- RECORDED DATA
----

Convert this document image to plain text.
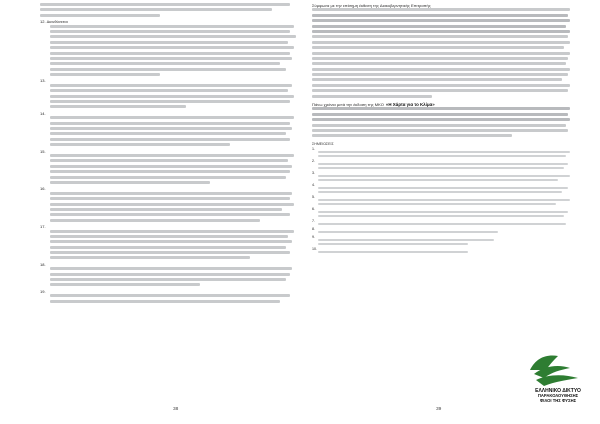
12. Διευθύνεται
13.
14.
15.
16.
17.
18.
19.
38
Σύμφωνα με την επίσημη έκθεση της Διακυβερνητικής Επιτροπής
Πάνω χρόνια μετά την έκδοση της ΜΚΟ «Η Χάρτα για το Κλίμα»
ΣΗΜΕΙΩΣΕΙΣ
1.
2.
3.
4.
5.
6.
7.
8.
9.
10.
ΕΛΛΗΝΙΚΟ ΔΙΚΤΥΟ
ΠΑΡΑΚΟΛΟΥΘΗΣΗΣ
ΦΙΛΟΙ ΤΗΣ ΦΥΣΗΣ
39
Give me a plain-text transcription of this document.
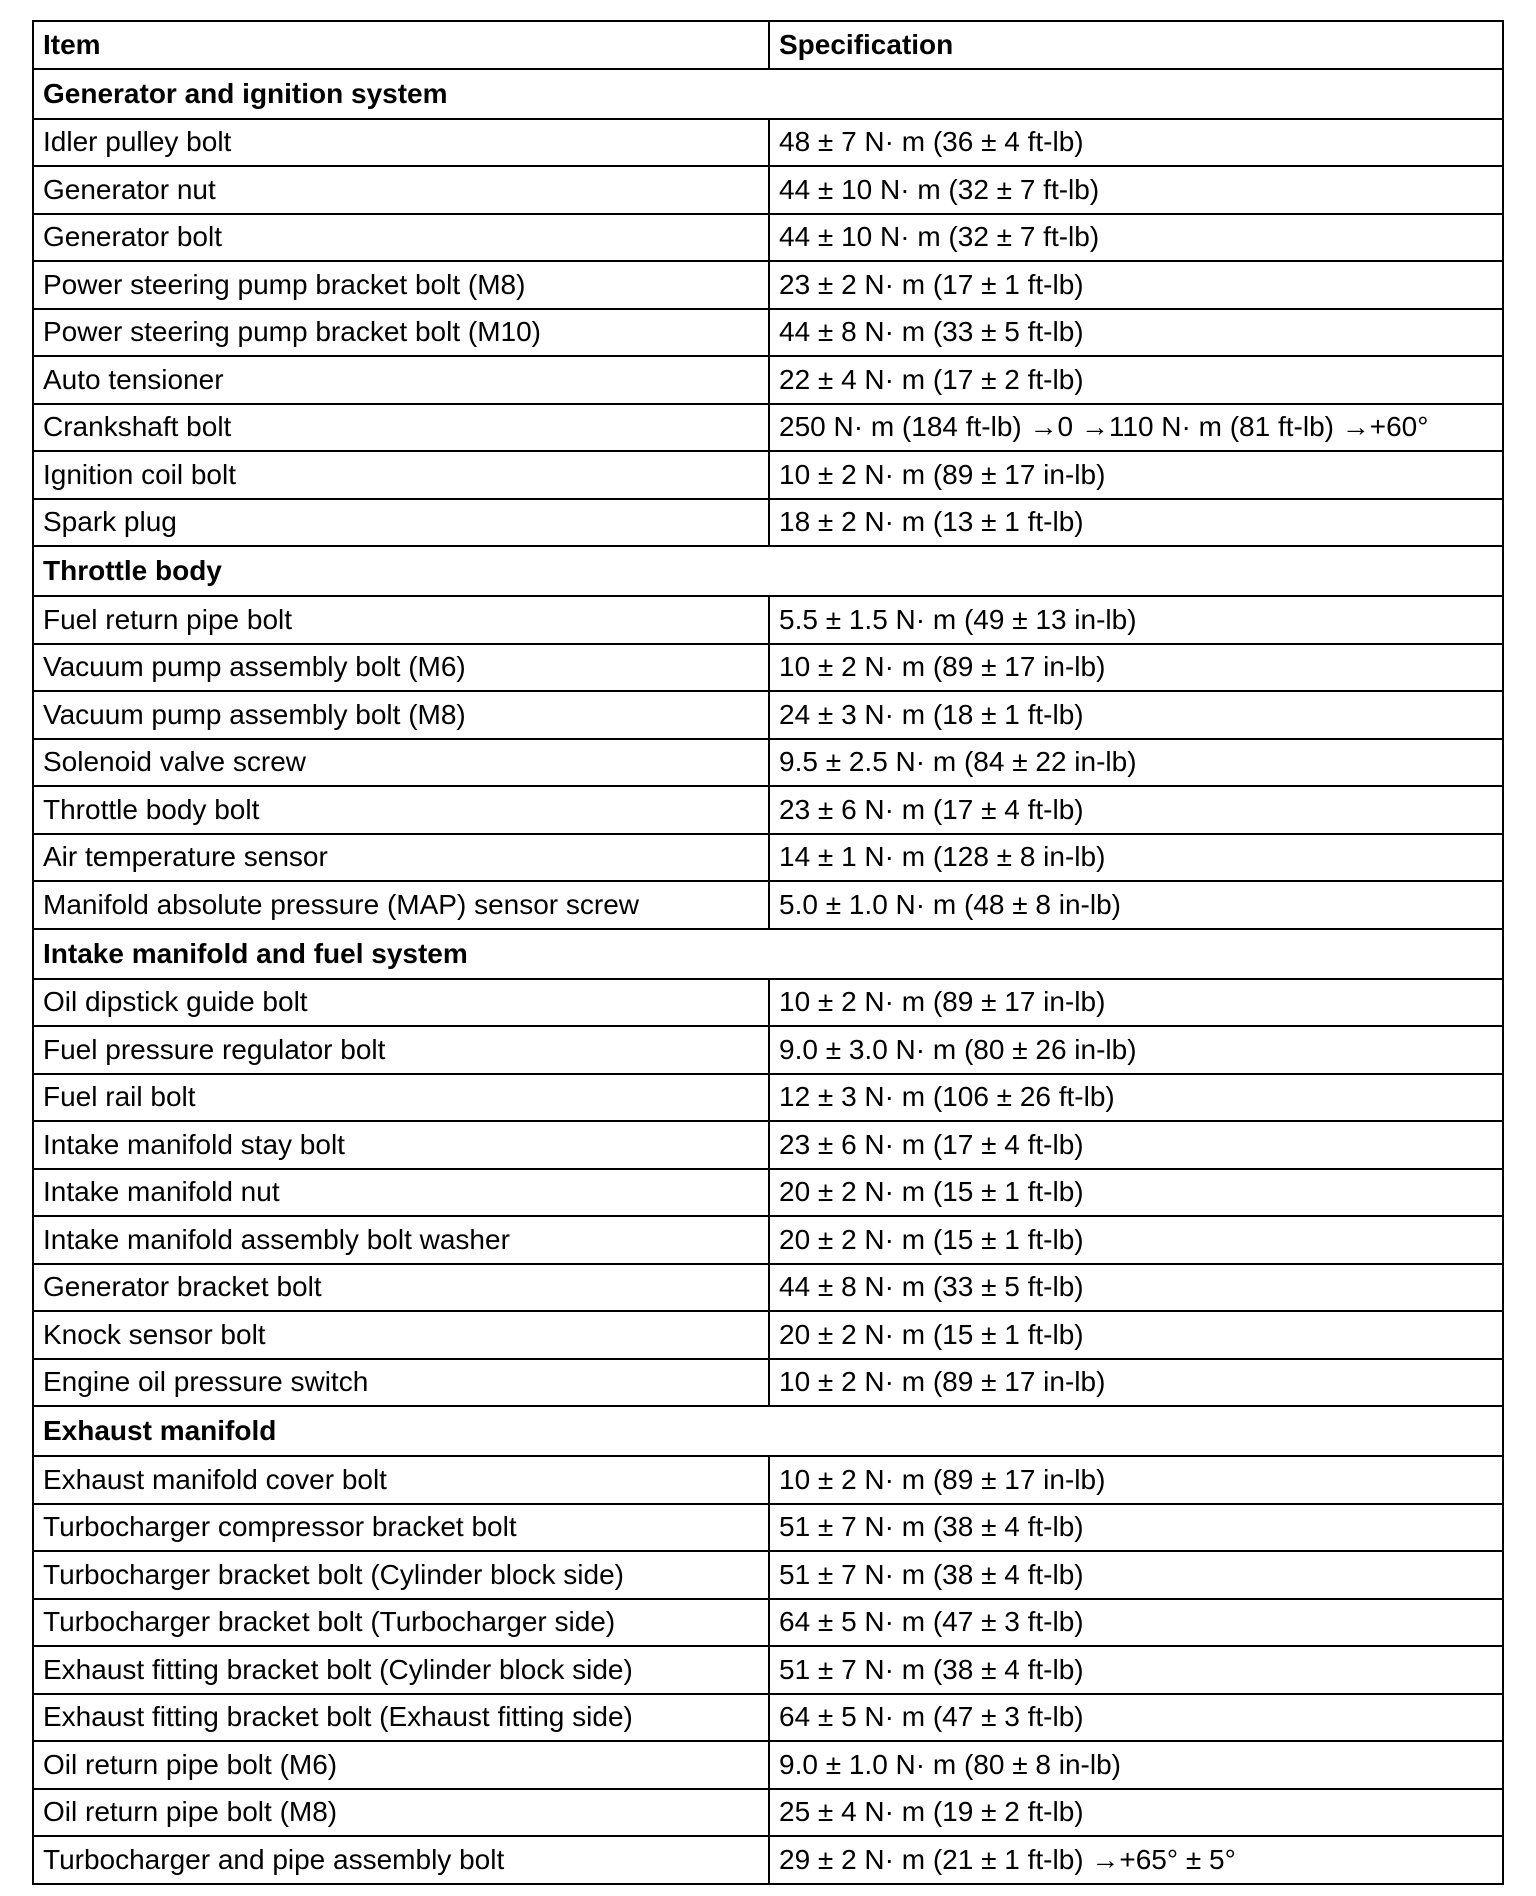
Item	Specification
Generator and ignition system	
Idler pulley bolt	48 ± 7 N· m (36 ± 4 ft-lb)
Generator nut	44 ± 10 N· m (32 ± 7 ft-lb)
Generator bolt	44 ± 10 N· m (32 ± 7 ft-lb)
Power steering pump bracket bolt (M8)	23 ± 2 N· m (17 ± 1 ft-lb)
Power steering pump bracket bolt (M10)	44 ± 8 N· m (33 ± 5 ft-lb)
Auto tensioner	22 ± 4 N· m (17 ± 2 ft-lb)
Crankshaft bolt	250 N· m (184 ft-lb) →0 →110 N· m (81 ft-lb) →+60°
Ignition coil bolt	10 ± 2 N· m (89 ± 17 in-lb)
Spark plug	18 ± 2 N· m (13 ± 1 ft-lb)
Throttle body	
Fuel return pipe bolt	5.5 ± 1.5 N· m (49 ± 13 in-lb)
Vacuum pump assembly bolt (M6)	10 ± 2 N· m (89 ± 17 in-lb)
Vacuum pump assembly bolt (M8)	24 ± 3 N· m (18 ± 1 ft-lb)
Solenoid valve screw	9.5 ± 2.5 N· m (84 ± 22 in-lb)
Throttle body bolt	23 ± 6 N· m (17 ± 4 ft-lb)
Air temperature sensor	14 ± 1 N· m (128 ± 8 in-lb)
Manifold absolute pressure (MAP) sensor screw	5.0 ± 1.0 N· m (48 ± 8 in-lb)
Intake manifold and fuel system	
Oil dipstick guide bolt	10 ± 2 N· m (89 ± 17 in-lb)
Fuel pressure regulator bolt	9.0 ± 3.0 N· m (80 ± 26 in-lb)
Fuel rail bolt	12 ± 3 N· m (106 ± 26 ft-lb)
Intake manifold stay bolt	23 ± 6 N· m (17 ± 4 ft-lb)
Intake manifold nut	20 ± 2 N· m (15 ± 1 ft-lb)
Intake manifold assembly bolt washer	20 ± 2 N· m (15 ± 1 ft-lb)
Generator bracket bolt	44 ± 8 N· m (33 ± 5 ft-lb)
Knock sensor bolt	20 ± 2 N· m (15 ± 1 ft-lb)
Engine oil pressure switch	10 ± 2 N· m (89 ± 17 in-lb)
Exhaust manifold	
Exhaust manifold cover bolt	10 ± 2 N· m (89 ± 17 in-lb)
Turbocharger compressor bracket bolt	51 ± 7 N· m (38 ± 4 ft-lb)
Turbocharger bracket bolt (Cylinder block side)	51 ± 7 N· m (38 ± 4 ft-lb)
Turbocharger bracket bolt (Turbocharger side)	64 ± 5 N· m (47 ± 3 ft-lb)
Exhaust fitting bracket bolt (Cylinder block side)	51 ± 7 N· m (38 ± 4 ft-lb)
Exhaust fitting bracket bolt (Exhaust fitting side)	64 ± 5 N· m (47 ± 3 ft-lb)
Oil return pipe bolt (M6)	9.0 ± 1.0 N· m (80 ± 8 in-lb)
Oil return pipe bolt (M8)	25 ± 4 N· m (19 ± 2 ft-lb)
Turbocharger and pipe assembly bolt	29 ± 2 N· m (21 ± 1 ft-lb) →+65° ± 5°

----

- SET EXERCISE
Work out the number of lines above that include the string "Exhaust" and write only that number.

- ANSWER TO THIS TASK
4